MATERIAL TO PROCESS:
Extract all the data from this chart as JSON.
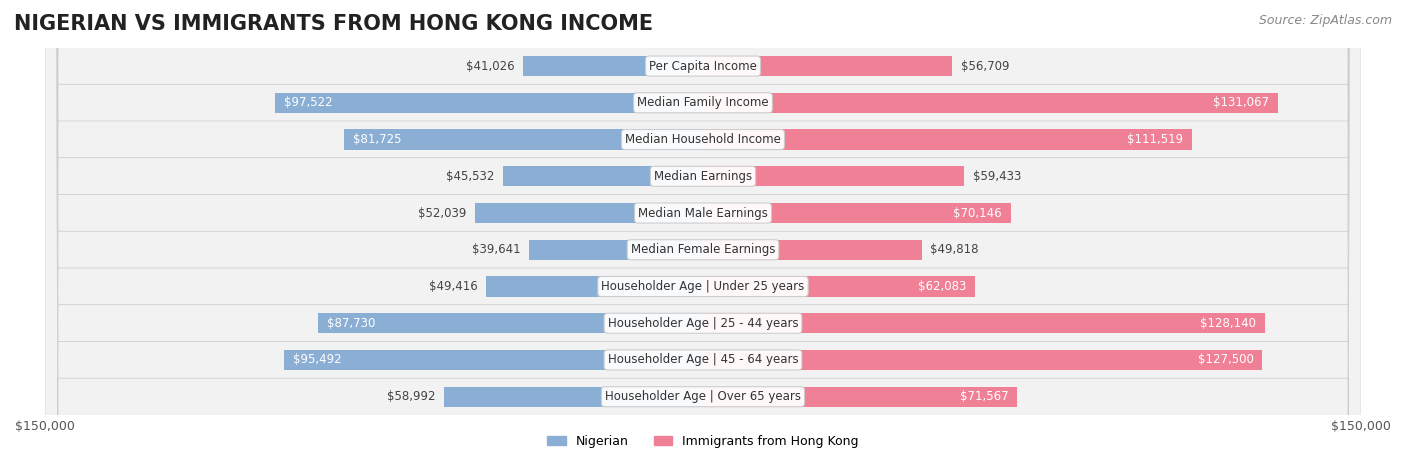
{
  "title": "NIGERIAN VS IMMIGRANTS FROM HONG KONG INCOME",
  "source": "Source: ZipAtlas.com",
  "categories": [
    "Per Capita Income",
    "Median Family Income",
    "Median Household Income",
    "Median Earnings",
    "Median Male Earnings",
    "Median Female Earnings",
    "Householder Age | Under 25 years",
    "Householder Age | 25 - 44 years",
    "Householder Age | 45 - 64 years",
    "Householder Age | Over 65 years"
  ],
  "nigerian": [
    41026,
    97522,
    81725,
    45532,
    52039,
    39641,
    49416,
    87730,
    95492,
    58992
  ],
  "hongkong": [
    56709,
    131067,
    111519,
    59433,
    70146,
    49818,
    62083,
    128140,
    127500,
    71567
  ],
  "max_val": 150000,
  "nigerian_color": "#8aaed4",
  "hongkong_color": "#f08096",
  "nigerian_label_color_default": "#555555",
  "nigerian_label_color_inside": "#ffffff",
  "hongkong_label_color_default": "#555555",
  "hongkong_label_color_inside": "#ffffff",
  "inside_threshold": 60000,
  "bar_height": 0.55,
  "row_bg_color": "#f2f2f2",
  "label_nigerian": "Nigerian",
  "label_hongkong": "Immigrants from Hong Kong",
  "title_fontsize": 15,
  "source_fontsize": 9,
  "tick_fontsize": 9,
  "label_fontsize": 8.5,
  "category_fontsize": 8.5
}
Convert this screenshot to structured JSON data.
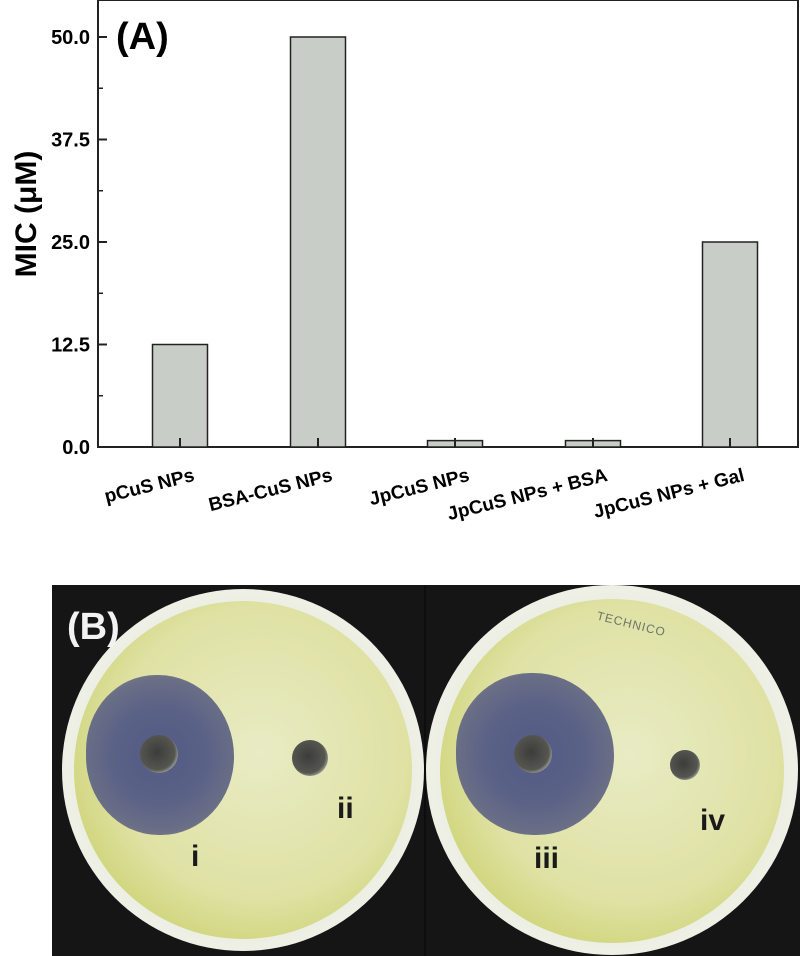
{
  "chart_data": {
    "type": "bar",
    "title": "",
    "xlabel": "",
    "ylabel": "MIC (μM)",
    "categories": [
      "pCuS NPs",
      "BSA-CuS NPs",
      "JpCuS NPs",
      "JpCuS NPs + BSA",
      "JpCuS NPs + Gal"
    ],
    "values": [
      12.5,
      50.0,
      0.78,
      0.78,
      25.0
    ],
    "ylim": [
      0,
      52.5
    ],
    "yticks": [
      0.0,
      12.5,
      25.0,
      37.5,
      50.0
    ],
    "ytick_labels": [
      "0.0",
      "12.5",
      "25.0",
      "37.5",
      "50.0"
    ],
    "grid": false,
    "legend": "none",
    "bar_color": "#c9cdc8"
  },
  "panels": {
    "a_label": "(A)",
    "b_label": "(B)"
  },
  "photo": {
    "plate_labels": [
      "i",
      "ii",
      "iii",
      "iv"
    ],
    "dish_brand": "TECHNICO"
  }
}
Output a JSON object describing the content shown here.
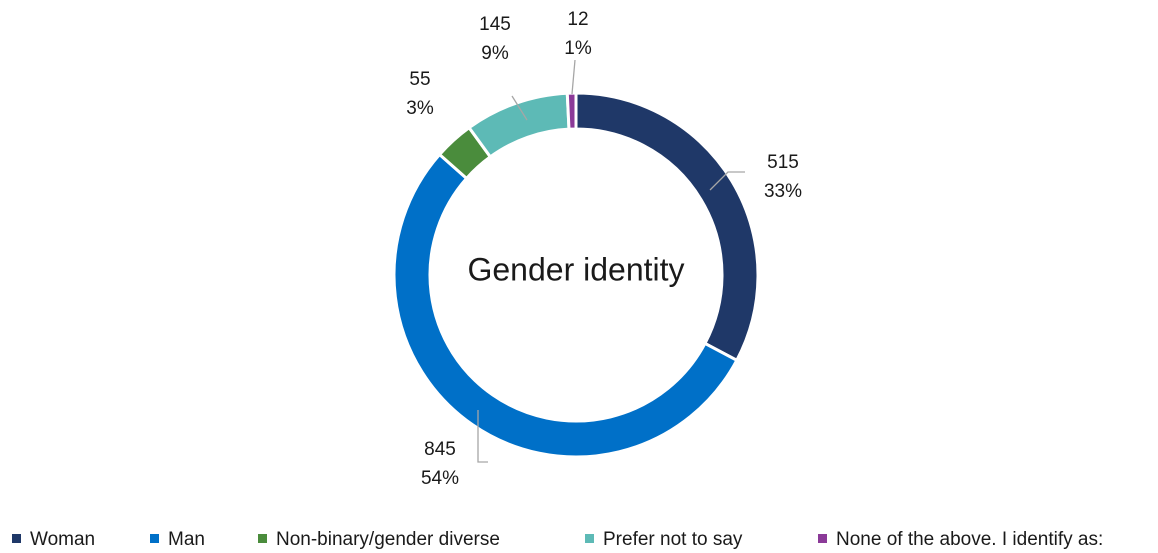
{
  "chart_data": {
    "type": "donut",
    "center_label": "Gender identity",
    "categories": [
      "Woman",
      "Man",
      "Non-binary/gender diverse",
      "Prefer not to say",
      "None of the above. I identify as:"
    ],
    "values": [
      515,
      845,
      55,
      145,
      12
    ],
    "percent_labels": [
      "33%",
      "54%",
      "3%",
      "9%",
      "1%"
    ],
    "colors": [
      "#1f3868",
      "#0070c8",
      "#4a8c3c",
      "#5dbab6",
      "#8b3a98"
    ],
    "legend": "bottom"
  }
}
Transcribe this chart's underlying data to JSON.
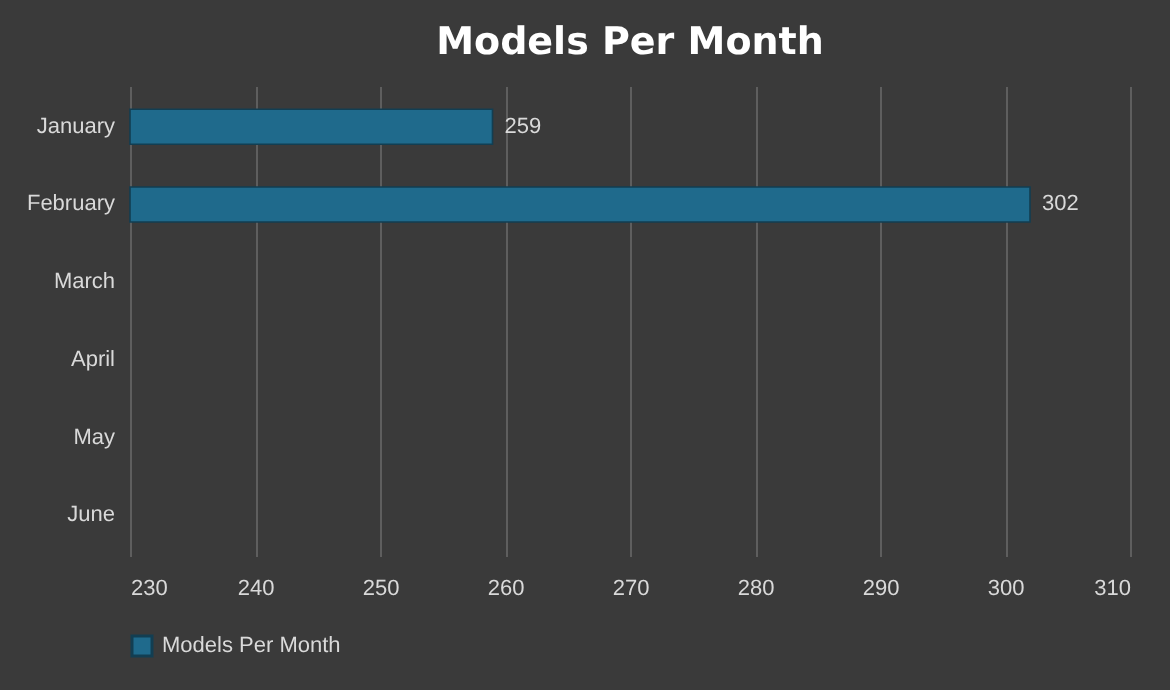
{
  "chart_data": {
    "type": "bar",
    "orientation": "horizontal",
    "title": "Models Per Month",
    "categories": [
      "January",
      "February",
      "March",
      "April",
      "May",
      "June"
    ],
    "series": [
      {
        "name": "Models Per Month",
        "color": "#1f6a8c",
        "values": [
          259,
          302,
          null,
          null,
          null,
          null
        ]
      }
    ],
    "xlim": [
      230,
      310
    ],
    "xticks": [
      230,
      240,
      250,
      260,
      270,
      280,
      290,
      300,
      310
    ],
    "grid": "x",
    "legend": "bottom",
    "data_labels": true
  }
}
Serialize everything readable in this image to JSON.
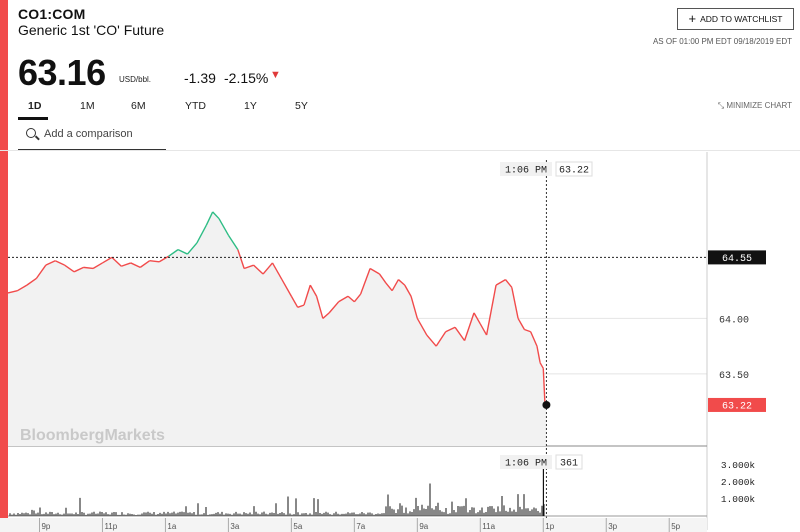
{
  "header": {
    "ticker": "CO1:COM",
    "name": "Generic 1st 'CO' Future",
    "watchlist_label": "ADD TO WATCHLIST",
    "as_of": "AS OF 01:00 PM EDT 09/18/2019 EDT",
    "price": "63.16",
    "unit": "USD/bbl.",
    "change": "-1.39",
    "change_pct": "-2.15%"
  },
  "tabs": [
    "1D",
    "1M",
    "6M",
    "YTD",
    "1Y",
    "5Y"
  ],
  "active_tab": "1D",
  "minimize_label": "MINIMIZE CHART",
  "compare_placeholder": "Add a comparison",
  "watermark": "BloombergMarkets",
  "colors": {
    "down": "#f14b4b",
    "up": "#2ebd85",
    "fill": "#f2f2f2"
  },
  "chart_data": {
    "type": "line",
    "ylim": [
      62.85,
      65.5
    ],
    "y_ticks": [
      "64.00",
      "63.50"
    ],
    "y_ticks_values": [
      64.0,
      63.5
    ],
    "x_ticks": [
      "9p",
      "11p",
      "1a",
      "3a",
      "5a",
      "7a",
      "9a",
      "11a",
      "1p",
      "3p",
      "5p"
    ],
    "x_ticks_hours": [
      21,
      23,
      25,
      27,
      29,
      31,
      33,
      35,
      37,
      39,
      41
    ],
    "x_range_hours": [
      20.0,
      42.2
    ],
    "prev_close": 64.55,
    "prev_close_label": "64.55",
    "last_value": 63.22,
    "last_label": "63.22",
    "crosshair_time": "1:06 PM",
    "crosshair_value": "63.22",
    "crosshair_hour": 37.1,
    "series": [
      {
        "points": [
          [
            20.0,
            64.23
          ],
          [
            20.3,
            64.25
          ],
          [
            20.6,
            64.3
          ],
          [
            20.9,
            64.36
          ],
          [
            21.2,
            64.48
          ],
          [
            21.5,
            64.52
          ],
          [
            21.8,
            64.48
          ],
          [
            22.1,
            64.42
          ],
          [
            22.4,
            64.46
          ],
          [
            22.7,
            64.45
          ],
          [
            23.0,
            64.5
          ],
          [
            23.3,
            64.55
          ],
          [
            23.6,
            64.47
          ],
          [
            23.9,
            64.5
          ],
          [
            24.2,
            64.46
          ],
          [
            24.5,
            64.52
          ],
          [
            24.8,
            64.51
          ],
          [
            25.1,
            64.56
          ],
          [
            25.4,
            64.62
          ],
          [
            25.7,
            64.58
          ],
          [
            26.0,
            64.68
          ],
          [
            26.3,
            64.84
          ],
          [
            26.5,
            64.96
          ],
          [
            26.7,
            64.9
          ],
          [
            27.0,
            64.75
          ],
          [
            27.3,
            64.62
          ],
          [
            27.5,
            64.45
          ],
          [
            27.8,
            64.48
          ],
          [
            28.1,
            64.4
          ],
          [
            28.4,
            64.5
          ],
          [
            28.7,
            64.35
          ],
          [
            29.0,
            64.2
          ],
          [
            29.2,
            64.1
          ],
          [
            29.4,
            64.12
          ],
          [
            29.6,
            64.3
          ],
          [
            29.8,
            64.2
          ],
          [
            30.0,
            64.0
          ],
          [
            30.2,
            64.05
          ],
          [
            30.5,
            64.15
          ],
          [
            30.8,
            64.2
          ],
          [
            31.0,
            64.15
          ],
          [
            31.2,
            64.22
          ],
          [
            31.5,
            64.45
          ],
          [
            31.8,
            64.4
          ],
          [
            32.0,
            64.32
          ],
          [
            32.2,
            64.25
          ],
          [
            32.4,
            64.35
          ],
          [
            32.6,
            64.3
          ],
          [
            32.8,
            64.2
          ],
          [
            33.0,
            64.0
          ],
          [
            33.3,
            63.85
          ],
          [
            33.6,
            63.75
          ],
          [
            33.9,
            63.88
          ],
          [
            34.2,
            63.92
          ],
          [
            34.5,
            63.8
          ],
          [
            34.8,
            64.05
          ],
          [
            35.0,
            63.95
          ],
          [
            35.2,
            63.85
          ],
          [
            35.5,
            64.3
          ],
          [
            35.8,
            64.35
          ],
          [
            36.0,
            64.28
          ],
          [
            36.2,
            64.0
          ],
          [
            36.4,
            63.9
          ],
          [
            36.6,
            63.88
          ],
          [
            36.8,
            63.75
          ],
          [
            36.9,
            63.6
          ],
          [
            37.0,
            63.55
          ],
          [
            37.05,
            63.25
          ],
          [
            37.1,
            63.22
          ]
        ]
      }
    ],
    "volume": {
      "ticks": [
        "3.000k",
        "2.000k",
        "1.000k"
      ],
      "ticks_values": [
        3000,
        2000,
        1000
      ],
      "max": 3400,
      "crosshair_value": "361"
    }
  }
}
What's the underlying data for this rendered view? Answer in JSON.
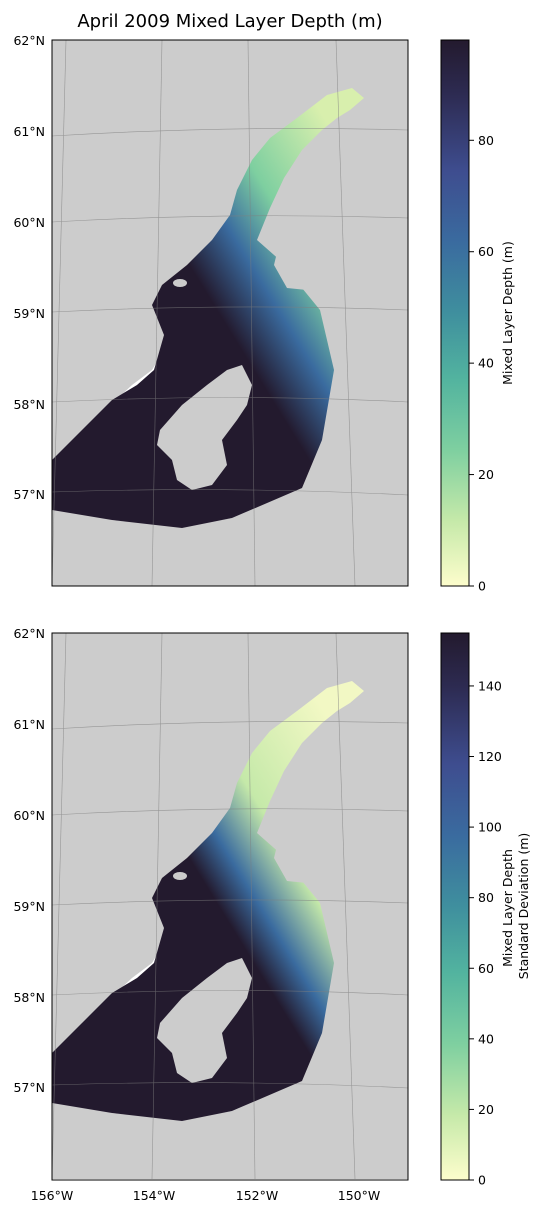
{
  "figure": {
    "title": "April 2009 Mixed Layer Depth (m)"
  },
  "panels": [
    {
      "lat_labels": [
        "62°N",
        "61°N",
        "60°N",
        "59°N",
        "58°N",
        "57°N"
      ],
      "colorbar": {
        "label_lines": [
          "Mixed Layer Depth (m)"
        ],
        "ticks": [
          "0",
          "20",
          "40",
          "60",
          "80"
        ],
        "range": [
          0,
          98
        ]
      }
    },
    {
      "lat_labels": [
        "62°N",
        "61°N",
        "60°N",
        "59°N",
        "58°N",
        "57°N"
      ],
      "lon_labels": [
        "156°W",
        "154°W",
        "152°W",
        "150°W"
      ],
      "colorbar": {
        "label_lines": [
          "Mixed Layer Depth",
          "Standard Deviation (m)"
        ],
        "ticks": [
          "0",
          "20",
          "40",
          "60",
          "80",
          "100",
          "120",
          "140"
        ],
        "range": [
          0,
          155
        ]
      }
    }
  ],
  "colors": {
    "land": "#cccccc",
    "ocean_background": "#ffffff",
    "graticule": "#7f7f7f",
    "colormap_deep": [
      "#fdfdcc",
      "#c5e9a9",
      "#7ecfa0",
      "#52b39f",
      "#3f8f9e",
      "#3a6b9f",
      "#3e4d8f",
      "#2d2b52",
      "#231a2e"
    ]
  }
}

TASK INSTRUCTIONS: Search the data for the string "Layer". List each line that has it.

EXERCISE OUTPUT:
    "title": "April 2009 Mixed Layer Depth (m)"
          "Mixed Layer Depth (m)"
          "Mixed Layer Depth",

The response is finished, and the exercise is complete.